- _TASK_
Extract every line below that contains the word "mais".

- _MATERIAL FOR THIS TASK_
======
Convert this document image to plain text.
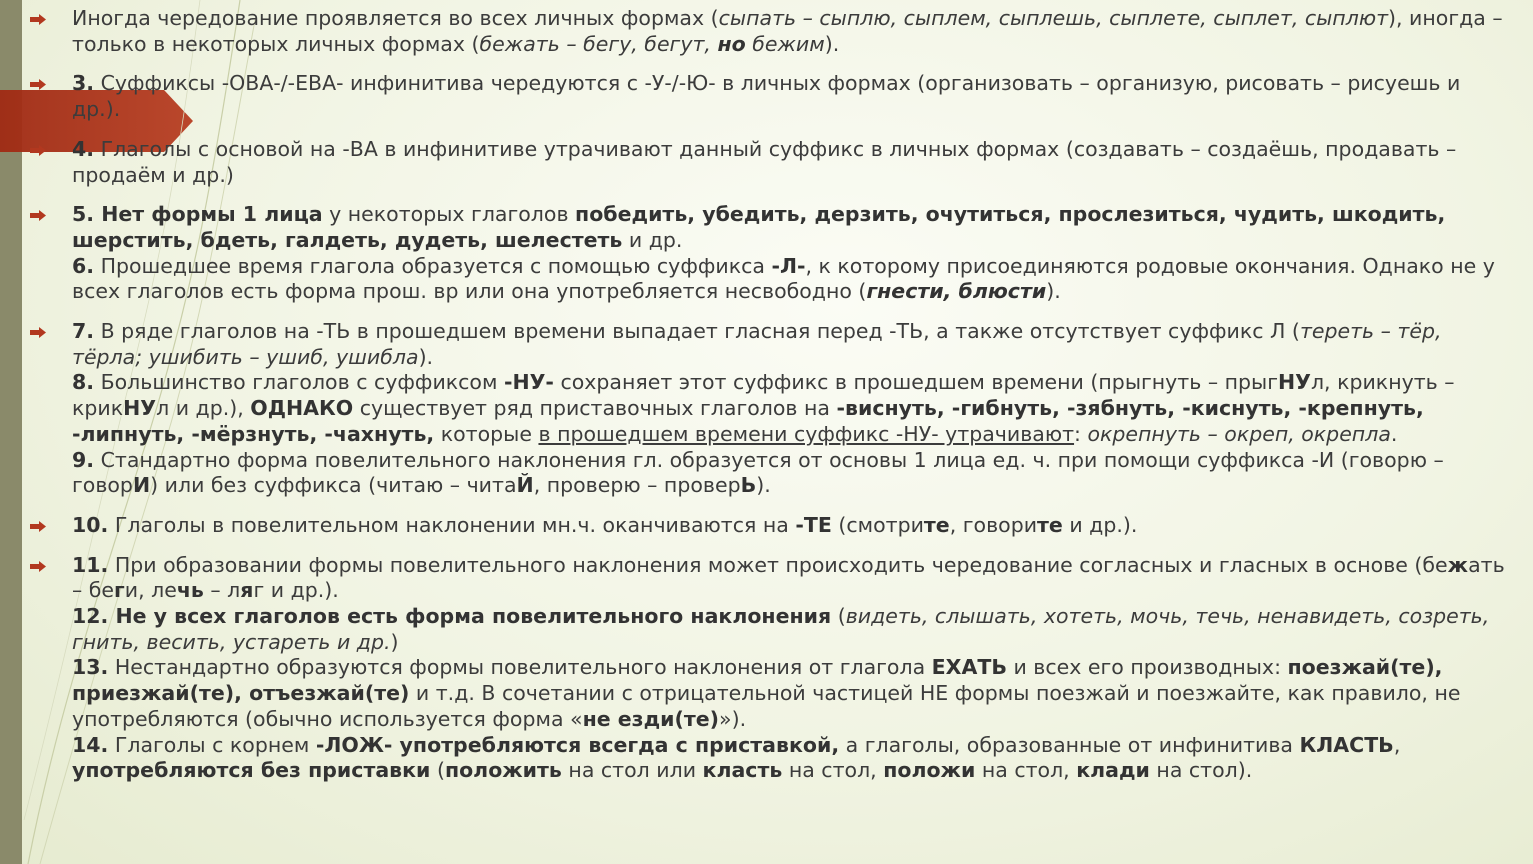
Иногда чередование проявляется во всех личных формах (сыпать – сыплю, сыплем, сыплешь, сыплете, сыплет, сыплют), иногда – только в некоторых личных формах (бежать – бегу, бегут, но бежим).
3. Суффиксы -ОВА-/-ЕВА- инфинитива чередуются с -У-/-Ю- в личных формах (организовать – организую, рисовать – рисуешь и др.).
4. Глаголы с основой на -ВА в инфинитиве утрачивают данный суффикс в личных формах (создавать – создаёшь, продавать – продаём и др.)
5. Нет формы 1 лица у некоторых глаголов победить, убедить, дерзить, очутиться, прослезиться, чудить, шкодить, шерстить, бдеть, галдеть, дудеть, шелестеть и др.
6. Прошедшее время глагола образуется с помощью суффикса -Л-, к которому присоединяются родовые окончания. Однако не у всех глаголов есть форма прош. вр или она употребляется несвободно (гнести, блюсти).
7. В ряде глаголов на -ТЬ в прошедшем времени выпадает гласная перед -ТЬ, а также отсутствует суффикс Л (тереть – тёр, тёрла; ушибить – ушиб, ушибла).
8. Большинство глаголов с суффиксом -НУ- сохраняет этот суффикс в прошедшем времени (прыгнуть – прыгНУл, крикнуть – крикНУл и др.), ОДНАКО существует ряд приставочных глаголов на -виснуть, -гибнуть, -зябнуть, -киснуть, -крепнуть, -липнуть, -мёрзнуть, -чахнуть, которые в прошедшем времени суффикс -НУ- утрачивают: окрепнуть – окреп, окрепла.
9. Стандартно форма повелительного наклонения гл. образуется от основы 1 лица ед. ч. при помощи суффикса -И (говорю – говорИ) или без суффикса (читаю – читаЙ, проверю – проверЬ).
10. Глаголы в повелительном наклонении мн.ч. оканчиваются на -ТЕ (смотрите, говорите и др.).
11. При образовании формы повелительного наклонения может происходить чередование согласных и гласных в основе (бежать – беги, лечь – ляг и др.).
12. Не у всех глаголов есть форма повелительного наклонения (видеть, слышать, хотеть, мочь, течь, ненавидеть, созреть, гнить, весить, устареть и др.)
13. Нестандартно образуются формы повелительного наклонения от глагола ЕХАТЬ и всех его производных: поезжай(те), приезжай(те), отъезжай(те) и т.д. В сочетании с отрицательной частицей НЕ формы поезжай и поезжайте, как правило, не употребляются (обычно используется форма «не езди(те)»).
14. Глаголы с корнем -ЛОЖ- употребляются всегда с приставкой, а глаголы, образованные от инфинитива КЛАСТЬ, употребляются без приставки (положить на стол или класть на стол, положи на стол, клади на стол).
======
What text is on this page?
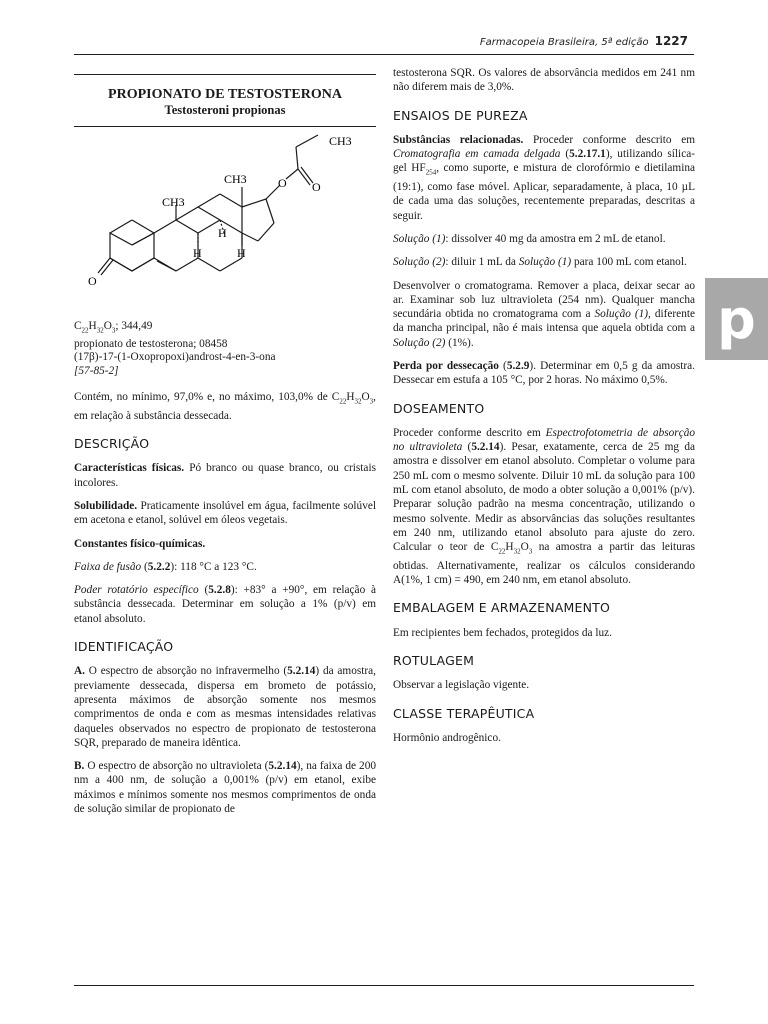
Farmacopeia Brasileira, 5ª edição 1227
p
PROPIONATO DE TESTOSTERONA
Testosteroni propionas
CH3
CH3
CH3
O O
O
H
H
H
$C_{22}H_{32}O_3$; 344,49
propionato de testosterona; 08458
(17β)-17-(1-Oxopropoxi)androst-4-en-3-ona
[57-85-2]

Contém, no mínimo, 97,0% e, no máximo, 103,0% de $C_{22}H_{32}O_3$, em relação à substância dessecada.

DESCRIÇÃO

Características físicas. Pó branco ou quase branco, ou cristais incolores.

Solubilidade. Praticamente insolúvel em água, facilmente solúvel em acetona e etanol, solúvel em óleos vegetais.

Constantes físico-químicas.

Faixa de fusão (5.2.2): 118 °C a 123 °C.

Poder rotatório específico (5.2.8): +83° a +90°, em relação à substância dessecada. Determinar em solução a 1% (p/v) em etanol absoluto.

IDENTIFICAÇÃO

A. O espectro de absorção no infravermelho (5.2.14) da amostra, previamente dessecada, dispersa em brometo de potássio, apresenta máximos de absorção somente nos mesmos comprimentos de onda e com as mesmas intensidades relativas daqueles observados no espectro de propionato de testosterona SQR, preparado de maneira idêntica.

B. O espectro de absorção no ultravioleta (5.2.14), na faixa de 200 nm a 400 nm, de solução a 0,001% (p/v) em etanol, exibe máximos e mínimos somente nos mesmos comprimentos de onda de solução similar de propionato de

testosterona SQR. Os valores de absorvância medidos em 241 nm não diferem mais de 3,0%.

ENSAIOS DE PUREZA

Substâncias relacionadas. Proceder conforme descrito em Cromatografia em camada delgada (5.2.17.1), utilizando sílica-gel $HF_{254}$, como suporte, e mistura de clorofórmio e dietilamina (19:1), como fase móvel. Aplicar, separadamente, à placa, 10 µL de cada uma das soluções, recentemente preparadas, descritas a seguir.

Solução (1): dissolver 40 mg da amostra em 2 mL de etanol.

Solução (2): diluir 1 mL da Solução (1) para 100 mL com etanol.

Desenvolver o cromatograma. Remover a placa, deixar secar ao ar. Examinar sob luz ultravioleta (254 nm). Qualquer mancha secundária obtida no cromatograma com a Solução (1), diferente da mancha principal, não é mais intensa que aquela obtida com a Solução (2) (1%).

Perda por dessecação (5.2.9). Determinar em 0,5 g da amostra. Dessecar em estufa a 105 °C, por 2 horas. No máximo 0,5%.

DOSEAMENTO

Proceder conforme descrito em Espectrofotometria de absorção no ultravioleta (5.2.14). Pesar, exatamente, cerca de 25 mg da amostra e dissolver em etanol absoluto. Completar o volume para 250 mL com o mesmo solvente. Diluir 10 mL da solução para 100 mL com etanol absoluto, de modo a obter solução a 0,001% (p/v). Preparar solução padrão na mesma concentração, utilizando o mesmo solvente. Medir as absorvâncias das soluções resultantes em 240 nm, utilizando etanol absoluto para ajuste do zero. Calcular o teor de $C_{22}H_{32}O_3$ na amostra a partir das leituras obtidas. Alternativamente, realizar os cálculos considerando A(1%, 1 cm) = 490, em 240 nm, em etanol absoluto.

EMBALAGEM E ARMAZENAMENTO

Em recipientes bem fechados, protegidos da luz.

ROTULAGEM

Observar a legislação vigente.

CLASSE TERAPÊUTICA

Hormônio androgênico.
======
- _ANSWER BELOW_
testosterona SQR. Os valores de absorvância medidos em 241 nm não diferem mais de 3,0%.
Desenvolver o cromatograma. Remover a placa, deixar secar ao ar. Examinar sob luz ultravioleta (254 nm). Qualquer mancha secundária obtida no cromatograma com a Solução (1), diferente da mancha principal, não é mais intensa que aquela obtida com a Solução (2) (1%).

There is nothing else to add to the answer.